Problem description: Print the whole listing exactly as it appears, but skip the pictures.

Dataset records:
Segment Open

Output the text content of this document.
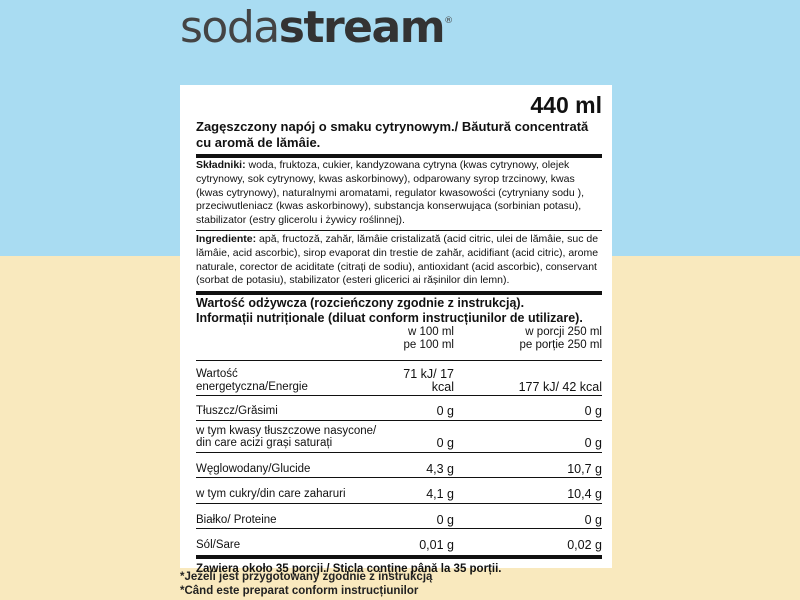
sodastream®
440 ml
Zagęszczony napój o smaku cytrynowym./ Băutură concentrată cu aromă de lămâie.
Składniki: woda, fruktoza, cukier, kandyzowana cytryna (kwas cytrynowy, olejek cytrynowy, sok cytrynowy, kwas askorbinowy), odparowany syrop trzcinowy, kwas (kwas cytrynowy), naturalnymi aromatami, regulator kwasowości (cytryniany sodu ), przeciwutleniacz (kwas askorbinowy), substancja konserwująca (sorbinian potasu), stabilizator (estry glicerolu i żywicy roślinnej).
Ingrediente: apă, fructoză, zahăr, lămâie cristalizată (acid citric, ulei de lămâie, suc de lămâie, acid ascorbic), sirop evaporat din trestie de zahăr, acidifiant (acid citric), arome naturale, corector de aciditate (citrați de sodiu), antioxidant (acid ascorbic), conservant (sorbat de potasiu), stabilizator (esteri glicerici ai rășinilor din lemn).
Wartość odżywcza (rozcieńczony zgodnie z instrukcją).
Informații nutriționale (diluat conform instrucțiunilor de utilizare).
w 100 ml
pe 100 ml
w porcji 250 ml
pe porție 250 ml
Wartość
energetyczna/Energie
71 kJ/ 17 kcal	177 kJ/ 42 kcal
Tłuszcz/Grăsimi	0 g	0 g
w tym kwasy tłuszczowe nasycone/
din care acizi grași saturați	0 g	0 g
Węglowodany/Glucide	4,3 g	10,7 g
w tym cukry/din care zaharuri	4,1 g	10,4 g
Białko/ Proteine	0 g	0 g
Sól/Sare	0,01 g	0,02 g
Zawiera około 35 porcji./ Sticla conține până la 35 porții.
*Jeżeli jest przygotowany zgodnie z instrukcją
*Când este preparat conform instrucțiunilor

Segment Closed

Response:
Output the text content of this document.
sodastream®
440 ml
Zagęszczony napój o smaku cytrynowym./ Băutură concentrată cu aromă de lămâie.
Składniki: woda, fruktoza, cukier, kandyzowana cytryna (kwas cytrynowy, olejek cytrynowy, sok cytrynowy, kwas askorbinowy), odparowany syrop trzcinowy, kwas (kwas cytrynowy), naturalnymi aromatami, regulator kwasowości (cytryniany sodu ), przeciwutleniacz (kwas askorbinowy), substancja konserwująca (sorbinian potasu), stabilizator (estry glicerolu i żywicy roślinnej).
Ingrediente: apă, fructoză, zahăr, lămâie cristalizată (acid citric, ulei de lămâie, suc de lămâie, acid ascorbic), sirop evaporat din trestie de zahăr, acidifiant (acid citric), arome naturale, corector de aciditate (citrați de sodiu), antioxidant (acid ascorbic), conservant (sorbat de potasiu), stabilizator (esteri glicerici ai rășinilor din lemn).
Wartość odżywcza (rozcieńczony zgodnie z instrukcją).
Informații nutriționale (diluat conform instrucțiunilor de utilizare).
w 100 ml
pe 100 ml
w porcji 250 ml
pe porție 250 ml
Wartość
energetyczna/Energie
71 kJ/ 17 kcal	177 kJ/ 42 kcal
Tłuszcz/Grăsimi	0 g	0 g
w tym kwasy tłuszczowe nasycone/
din care acizi grași saturați	0 g	0 g
Węglowodany/Glucide	4,3 g	10,7 g
w tym cukry/din care zaharuri	4,1 g	10,4 g
Białko/ Proteine	0 g	0 g
Sól/Sare	0,01 g	0,02 g
Zawiera około 35 porcji./ Sticla conține până la 35 porții.
*Jeżeli jest przygotowany zgodnie z instrukcją
*Când este preparat conform instrucțiunilor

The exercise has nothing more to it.